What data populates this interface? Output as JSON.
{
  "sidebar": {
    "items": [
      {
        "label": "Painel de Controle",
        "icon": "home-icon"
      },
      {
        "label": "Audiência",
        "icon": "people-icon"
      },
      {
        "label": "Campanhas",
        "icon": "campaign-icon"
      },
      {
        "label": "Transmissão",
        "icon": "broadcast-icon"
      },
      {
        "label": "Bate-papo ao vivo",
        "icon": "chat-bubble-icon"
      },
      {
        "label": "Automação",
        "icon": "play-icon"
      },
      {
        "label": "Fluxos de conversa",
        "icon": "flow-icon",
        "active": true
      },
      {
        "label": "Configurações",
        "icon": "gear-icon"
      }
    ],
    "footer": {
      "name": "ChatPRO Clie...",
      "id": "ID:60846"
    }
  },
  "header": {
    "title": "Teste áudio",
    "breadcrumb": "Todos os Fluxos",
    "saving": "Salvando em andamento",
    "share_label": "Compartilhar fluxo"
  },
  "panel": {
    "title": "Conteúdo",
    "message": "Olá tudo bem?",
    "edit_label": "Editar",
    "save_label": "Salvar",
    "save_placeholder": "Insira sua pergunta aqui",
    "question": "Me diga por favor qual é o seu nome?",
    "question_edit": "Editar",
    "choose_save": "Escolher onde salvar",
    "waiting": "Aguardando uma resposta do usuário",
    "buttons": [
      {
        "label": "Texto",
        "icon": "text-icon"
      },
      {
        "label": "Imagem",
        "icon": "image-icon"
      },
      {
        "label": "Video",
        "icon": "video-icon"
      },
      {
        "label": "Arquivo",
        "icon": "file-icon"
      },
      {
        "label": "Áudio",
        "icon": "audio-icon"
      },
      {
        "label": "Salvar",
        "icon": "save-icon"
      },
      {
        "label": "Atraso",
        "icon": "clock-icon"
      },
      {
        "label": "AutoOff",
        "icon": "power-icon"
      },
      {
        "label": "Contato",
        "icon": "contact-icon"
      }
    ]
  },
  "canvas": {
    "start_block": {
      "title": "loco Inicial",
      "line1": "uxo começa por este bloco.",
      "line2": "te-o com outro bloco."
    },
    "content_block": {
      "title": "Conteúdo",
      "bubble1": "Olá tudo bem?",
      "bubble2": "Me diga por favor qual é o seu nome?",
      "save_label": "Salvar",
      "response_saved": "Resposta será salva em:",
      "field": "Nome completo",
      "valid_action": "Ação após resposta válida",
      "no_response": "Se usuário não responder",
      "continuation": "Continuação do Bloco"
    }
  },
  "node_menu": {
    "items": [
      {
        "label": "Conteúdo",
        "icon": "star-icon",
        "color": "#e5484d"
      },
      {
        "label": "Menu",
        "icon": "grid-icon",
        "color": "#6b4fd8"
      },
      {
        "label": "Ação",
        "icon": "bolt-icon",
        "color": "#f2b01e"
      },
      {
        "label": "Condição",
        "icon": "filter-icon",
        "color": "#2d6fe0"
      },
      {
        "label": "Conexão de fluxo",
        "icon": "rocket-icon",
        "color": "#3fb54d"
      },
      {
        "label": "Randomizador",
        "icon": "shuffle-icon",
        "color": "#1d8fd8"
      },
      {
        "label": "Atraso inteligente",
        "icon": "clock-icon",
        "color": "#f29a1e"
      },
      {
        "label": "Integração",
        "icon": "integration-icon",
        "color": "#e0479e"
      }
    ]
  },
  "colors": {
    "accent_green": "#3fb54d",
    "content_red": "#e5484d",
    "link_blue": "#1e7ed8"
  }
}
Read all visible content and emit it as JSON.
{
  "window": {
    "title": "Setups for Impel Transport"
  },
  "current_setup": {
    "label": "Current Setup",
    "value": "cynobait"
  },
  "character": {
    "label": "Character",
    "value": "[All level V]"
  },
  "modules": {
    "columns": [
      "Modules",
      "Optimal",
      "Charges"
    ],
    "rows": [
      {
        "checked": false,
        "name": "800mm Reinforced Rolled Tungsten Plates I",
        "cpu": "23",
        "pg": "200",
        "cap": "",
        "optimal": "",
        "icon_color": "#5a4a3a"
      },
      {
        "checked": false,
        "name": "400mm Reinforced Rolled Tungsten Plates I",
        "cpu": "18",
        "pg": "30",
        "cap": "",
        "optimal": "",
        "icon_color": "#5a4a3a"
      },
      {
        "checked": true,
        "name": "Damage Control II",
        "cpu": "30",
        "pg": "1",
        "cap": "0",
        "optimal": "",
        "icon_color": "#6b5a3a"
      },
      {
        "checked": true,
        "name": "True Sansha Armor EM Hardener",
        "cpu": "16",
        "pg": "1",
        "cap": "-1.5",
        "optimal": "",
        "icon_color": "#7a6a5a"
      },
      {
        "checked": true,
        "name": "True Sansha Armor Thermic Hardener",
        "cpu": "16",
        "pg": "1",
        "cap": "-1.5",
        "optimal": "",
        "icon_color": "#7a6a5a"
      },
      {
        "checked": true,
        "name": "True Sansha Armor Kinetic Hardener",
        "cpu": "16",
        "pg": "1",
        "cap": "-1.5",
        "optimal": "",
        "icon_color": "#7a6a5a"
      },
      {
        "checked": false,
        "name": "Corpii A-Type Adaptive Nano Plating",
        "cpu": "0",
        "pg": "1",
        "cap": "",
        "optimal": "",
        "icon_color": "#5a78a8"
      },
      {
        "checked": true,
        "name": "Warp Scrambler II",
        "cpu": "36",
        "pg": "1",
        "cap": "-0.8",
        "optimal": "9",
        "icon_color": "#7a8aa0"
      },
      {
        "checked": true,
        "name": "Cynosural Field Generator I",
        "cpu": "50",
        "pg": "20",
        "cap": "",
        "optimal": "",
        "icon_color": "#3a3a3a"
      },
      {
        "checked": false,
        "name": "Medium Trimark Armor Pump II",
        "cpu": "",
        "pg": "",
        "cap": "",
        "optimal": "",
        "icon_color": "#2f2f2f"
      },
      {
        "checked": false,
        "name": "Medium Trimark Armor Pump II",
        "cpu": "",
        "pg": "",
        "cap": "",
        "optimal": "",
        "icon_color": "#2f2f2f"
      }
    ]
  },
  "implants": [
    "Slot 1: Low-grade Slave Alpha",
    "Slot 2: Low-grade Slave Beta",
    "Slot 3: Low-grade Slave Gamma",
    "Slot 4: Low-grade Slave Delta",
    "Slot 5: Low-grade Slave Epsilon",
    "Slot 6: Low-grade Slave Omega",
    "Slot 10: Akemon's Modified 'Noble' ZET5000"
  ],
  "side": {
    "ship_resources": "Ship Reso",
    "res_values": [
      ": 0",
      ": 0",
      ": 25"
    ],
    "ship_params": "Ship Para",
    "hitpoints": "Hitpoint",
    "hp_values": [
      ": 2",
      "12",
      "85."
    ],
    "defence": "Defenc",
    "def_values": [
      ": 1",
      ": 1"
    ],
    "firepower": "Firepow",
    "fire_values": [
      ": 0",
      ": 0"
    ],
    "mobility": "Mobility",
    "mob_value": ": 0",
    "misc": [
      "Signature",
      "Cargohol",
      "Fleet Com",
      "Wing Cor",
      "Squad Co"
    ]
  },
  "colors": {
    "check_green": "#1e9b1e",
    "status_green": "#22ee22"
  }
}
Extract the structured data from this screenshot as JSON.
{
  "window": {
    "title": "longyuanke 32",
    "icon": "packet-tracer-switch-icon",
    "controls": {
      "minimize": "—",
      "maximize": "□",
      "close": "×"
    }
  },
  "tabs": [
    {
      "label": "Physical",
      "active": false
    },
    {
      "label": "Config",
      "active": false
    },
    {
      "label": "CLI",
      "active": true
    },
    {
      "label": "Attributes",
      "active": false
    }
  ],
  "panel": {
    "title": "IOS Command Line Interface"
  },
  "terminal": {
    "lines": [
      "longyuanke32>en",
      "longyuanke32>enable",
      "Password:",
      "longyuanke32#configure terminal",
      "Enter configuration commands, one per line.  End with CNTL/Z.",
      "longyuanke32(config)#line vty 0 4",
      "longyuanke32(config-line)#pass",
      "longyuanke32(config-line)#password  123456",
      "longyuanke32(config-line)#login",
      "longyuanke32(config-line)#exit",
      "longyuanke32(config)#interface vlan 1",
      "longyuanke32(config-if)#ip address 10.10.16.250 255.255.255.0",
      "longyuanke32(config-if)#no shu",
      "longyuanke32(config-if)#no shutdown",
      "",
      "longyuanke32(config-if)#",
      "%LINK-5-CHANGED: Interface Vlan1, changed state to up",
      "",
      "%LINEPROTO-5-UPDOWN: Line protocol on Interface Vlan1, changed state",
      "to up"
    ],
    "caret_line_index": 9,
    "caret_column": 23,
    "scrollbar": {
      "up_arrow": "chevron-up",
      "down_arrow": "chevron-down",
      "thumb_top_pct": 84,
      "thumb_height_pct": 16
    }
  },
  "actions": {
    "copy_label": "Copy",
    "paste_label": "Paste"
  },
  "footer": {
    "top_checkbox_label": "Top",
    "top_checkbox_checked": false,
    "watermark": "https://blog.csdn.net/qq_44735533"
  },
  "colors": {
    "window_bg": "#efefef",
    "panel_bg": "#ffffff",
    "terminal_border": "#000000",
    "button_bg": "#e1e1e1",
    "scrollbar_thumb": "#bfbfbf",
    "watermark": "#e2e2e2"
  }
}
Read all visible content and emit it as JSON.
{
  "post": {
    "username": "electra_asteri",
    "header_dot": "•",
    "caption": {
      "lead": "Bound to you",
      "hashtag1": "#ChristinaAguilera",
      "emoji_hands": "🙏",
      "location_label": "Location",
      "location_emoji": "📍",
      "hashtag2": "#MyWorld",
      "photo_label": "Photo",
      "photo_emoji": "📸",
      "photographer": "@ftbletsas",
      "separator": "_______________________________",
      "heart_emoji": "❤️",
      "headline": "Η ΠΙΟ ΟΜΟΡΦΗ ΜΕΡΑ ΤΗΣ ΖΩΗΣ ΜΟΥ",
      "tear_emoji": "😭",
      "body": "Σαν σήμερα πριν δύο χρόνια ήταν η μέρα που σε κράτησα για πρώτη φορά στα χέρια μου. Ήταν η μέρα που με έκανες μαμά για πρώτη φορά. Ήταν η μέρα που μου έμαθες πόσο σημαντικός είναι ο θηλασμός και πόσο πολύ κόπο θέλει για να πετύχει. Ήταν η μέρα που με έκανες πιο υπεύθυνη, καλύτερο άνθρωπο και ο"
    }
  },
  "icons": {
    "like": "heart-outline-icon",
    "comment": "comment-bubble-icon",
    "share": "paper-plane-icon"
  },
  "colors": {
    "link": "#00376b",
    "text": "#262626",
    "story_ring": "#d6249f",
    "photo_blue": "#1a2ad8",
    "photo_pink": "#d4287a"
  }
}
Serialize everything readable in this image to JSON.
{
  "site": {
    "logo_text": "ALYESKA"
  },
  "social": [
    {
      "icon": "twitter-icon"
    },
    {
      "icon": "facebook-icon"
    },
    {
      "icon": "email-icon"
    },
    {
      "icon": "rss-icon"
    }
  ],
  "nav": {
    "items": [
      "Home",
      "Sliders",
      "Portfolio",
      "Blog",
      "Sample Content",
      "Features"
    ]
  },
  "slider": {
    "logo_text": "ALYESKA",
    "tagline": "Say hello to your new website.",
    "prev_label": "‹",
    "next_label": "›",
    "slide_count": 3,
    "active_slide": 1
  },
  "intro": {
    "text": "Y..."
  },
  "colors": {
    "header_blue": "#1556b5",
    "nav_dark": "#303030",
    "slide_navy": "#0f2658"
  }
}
***
* **TASK REQUIREMENTS**: Within the listing above, find every line containing the string "diga" and return it.

* **REPLY**:
    "question": "Me diga por favor qual é o seu nome?",
      "bubble2": "Me diga por favor qual é o seu nome?",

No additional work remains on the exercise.